## Directive
Copy everything in the data below exactly except the pictures.

## Input records
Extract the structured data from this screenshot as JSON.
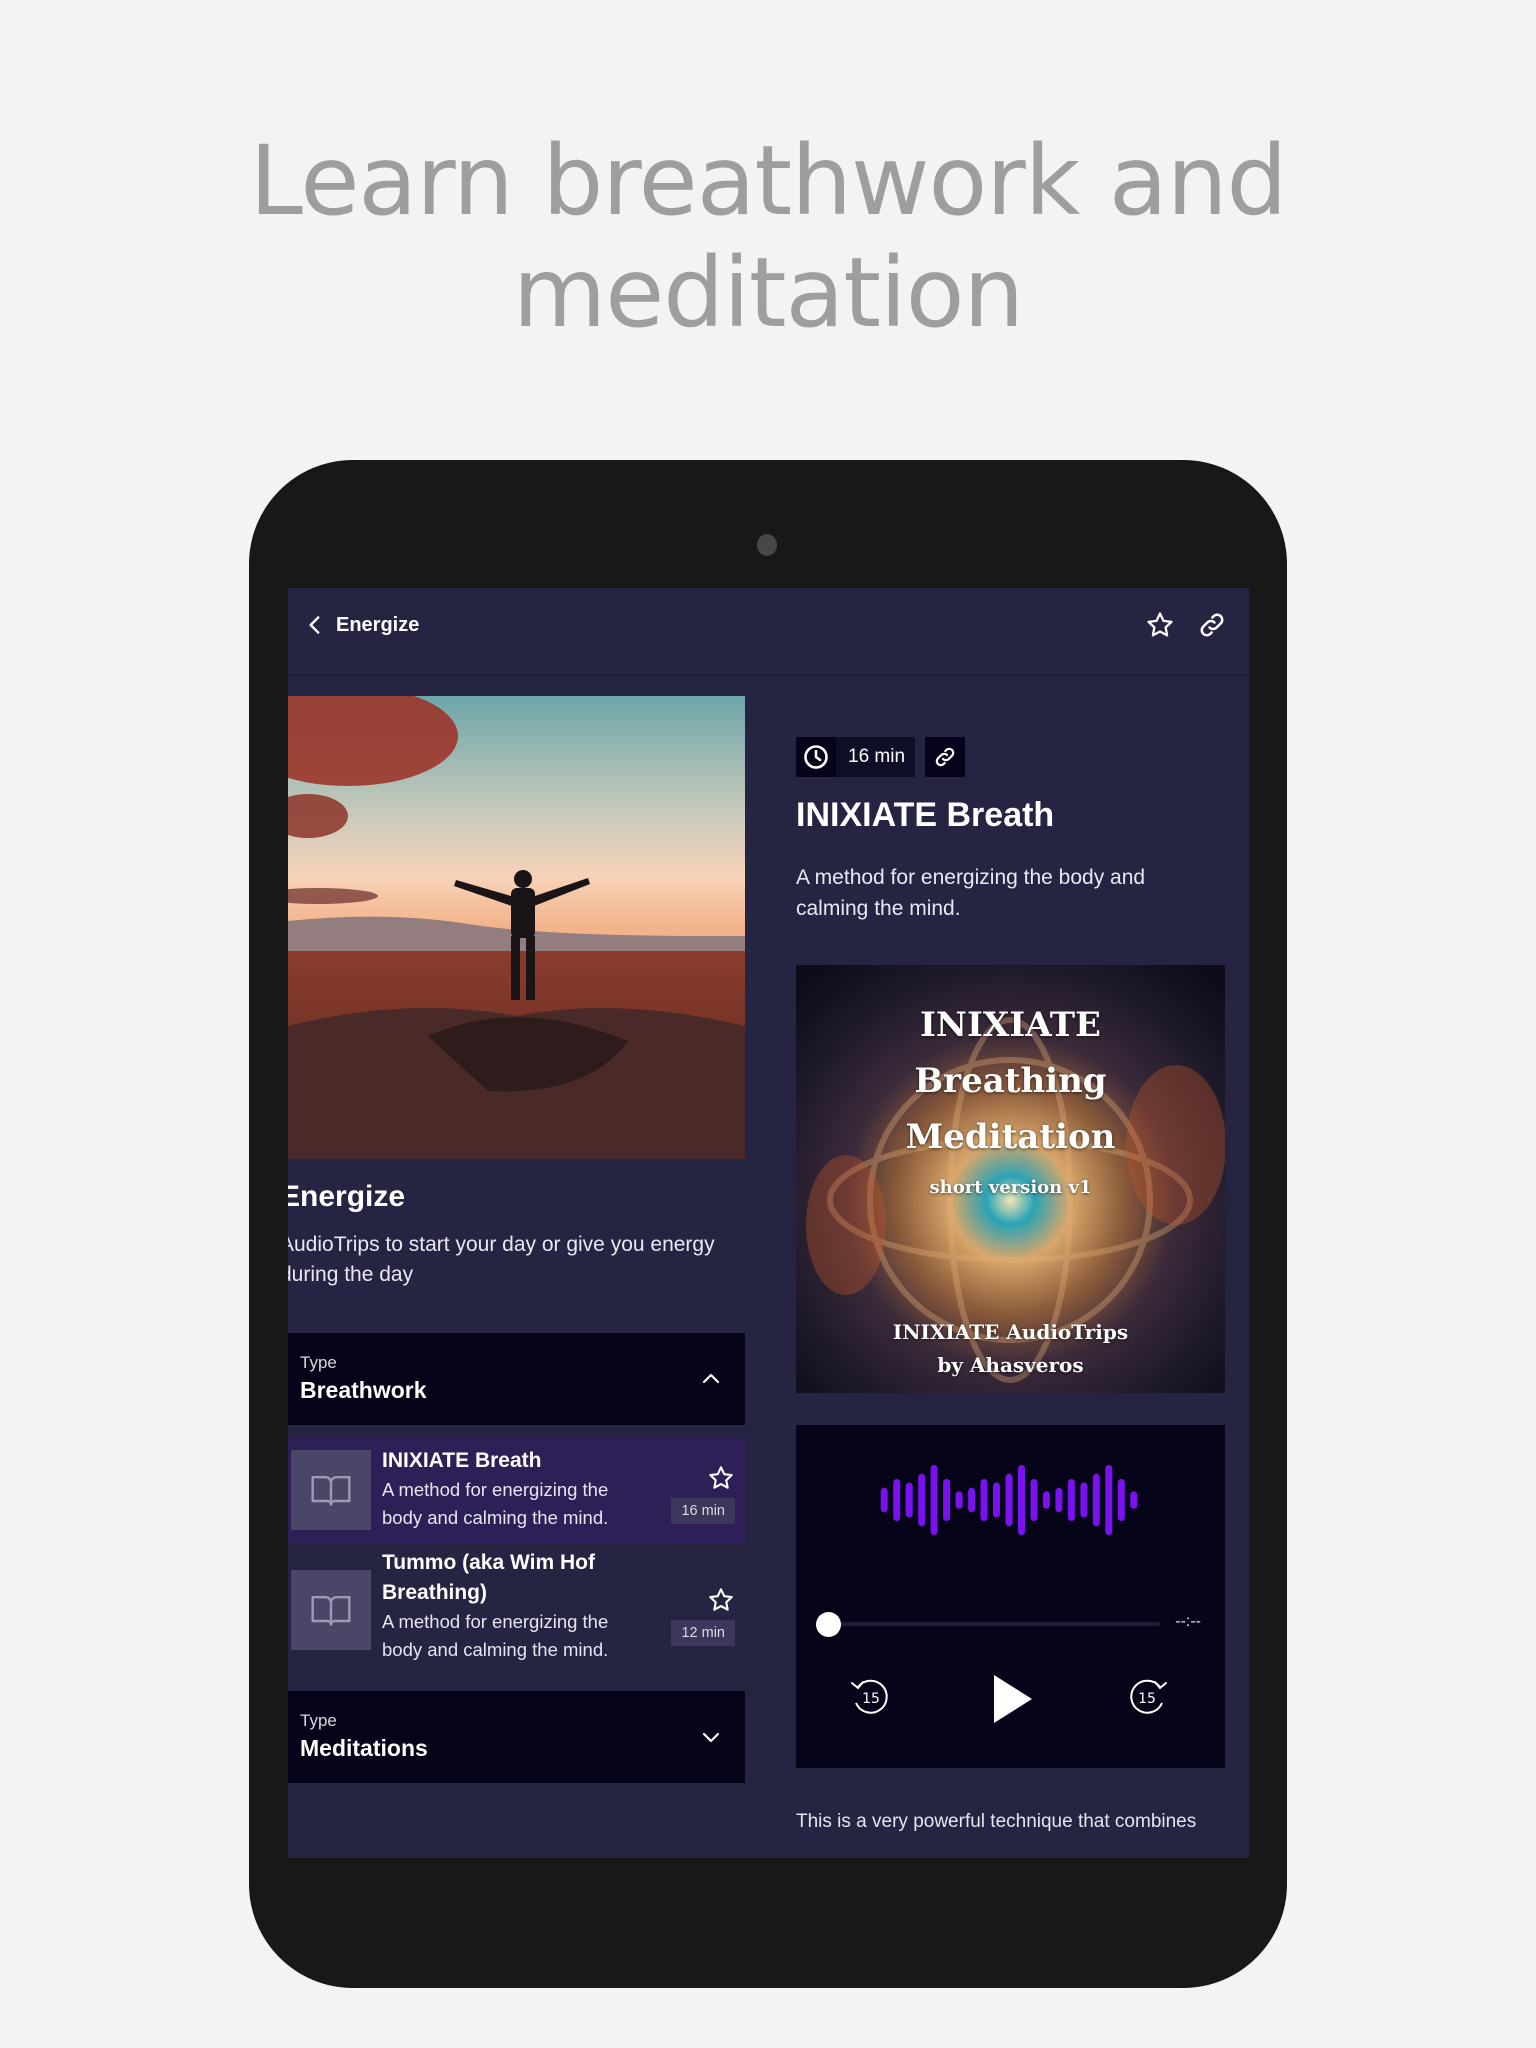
{
  "promo": {
    "headline_line1": "Learn breathwork and",
    "headline_line2": "meditation"
  },
  "appbar": {
    "back_label": "Energize",
    "icons": [
      "chevron-left-icon",
      "star-outline-icon",
      "link-icon"
    ]
  },
  "category": {
    "title": "Energize",
    "description": "AudioTrips to start your day or give you energy during the day",
    "hero_image": "person-arms-raised-sunset-rocks"
  },
  "groups": [
    {
      "type_label": "Type",
      "type_value": "Breathwork",
      "expanded": true,
      "tracks": [
        {
          "title": "INIXIATE Breath",
          "description": "A method for energizing the body and calming the mind.",
          "duration": "16 min",
          "active": true,
          "favorite": false
        },
        {
          "title": "Tummo (aka Wim Hof Breathing)",
          "description": "A method for energizing the body and calming the mind.",
          "duration": "12 min",
          "active": false,
          "favorite": false
        }
      ]
    },
    {
      "type_label": "Type",
      "type_value": "Meditations",
      "expanded": false,
      "tracks": []
    }
  ],
  "trip": {
    "duration": "16 min",
    "title": "INIXIATE Breath",
    "description": "A method for energizing the body and calming the mind.",
    "cover": {
      "line1": "INIXIATE",
      "line2": "Breathing",
      "line3": "Meditation",
      "line4": "short version v1",
      "line5": "INIXIATE AudioTrips",
      "line6": "by Ahasveros"
    },
    "long_description": "This is a very powerful technique that combines"
  },
  "player": {
    "progress": 0,
    "time_remaining": "--:--",
    "rewind_seconds": "15",
    "forward_seconds": "15",
    "wave_color": "#7a12f0",
    "wave_levels": [
      0.35,
      0.6,
      0.5,
      0.75,
      1.0,
      0.6,
      0.25,
      0.35,
      0.6,
      0.5,
      0.75,
      1.0,
      0.6,
      0.25,
      0.35,
      0.6,
      0.5,
      0.75,
      1.0,
      0.6,
      0.25
    ]
  },
  "colors": {
    "screen_bg": "#262443",
    "panel_bg": "#050418",
    "active_row": "#2e2057",
    "accent": "#7a12f0"
  }
}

## Answer to this problem
Extract the structured data from this screenshot as JSON.
{
  "promo": {
    "headline_line1": "Learn breathwork and",
    "headline_line2": "meditation"
  },
  "appbar": {
    "back_label": "Energize",
    "icons": [
      "chevron-left-icon",
      "star-outline-icon",
      "link-icon"
    ]
  },
  "category": {
    "title": "Energize",
    "description": "AudioTrips to start your day or give you energy during the day",
    "hero_image": "person-arms-raised-sunset-rocks"
  },
  "groups": [
    {
      "type_label": "Type",
      "type_value": "Breathwork",
      "expanded": true,
      "tracks": [
        {
          "title": "INIXIATE Breath",
          "description": "A method for energizing the body and calming the mind.",
          "duration": "16 min",
          "active": true,
          "favorite": false
        },
        {
          "title": "Tummo (aka Wim Hof Breathing)",
          "description": "A method for energizing the body and calming the mind.",
          "duration": "12 min",
          "active": false,
          "favorite": false
        }
      ]
    },
    {
      "type_label": "Type",
      "type_value": "Meditations",
      "expanded": false,
      "tracks": []
    }
  ],
  "trip": {
    "duration": "16 min",
    "title": "INIXIATE Breath",
    "description": "A method for energizing the body and calming the mind.",
    "cover": {
      "line1": "INIXIATE",
      "line2": "Breathing",
      "line3": "Meditation",
      "line4": "short version v1",
      "line5": "INIXIATE AudioTrips",
      "line6": "by Ahasveros"
    },
    "long_description": "This is a very powerful technique that combines"
  },
  "player": {
    "progress": 0,
    "time_remaining": "--:--",
    "rewind_seconds": "15",
    "forward_seconds": "15",
    "wave_color": "#7a12f0",
    "wave_levels": [
      0.35,
      0.6,
      0.5,
      0.75,
      1.0,
      0.6,
      0.25,
      0.35,
      0.6,
      0.5,
      0.75,
      1.0,
      0.6,
      0.25,
      0.35,
      0.6,
      0.5,
      0.75,
      1.0,
      0.6,
      0.25
    ]
  },
  "colors": {
    "screen_bg": "#262443",
    "panel_bg": "#050418",
    "active_row": "#2e2057",
    "accent": "#7a12f0"
  }
}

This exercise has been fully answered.